Written exercise — Write each line out exactly, leaving none out.

====

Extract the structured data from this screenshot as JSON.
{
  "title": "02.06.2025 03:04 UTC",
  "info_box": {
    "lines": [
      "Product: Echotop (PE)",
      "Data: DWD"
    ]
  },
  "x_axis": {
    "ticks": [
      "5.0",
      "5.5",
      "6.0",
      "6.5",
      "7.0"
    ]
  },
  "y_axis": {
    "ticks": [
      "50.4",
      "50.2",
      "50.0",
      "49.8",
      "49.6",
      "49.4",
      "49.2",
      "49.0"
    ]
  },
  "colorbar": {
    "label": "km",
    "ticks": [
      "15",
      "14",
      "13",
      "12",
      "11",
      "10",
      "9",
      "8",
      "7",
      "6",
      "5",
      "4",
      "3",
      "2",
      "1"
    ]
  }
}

====

Written response —
Extract the structured data from this screenshot as JSON.
{
  "title": "02.06.2025 03:04 UTC",
  "info_box": {
    "lines": [
      "Product: Echotop (PE)",
      "Data: DWD"
    ]
  },
  "x_axis": {
    "ticks": [
      "5.0",
      "5.5",
      "6.0",
      "6.5",
      "7.0"
    ]
  },
  "y_axis": {
    "ticks": [
      "50.4",
      "50.2",
      "50.0",
      "49.8",
      "49.6",
      "49.4",
      "49.2",
      "49.0"
    ]
  },
  "colorbar": {
    "label": "km",
    "ticks": [
      "15",
      "14",
      "13",
      "12",
      "11",
      "10",
      "9",
      "8",
      "7",
      "6",
      "5",
      "4",
      "3",
      "2",
      "1"
    ]
  }
}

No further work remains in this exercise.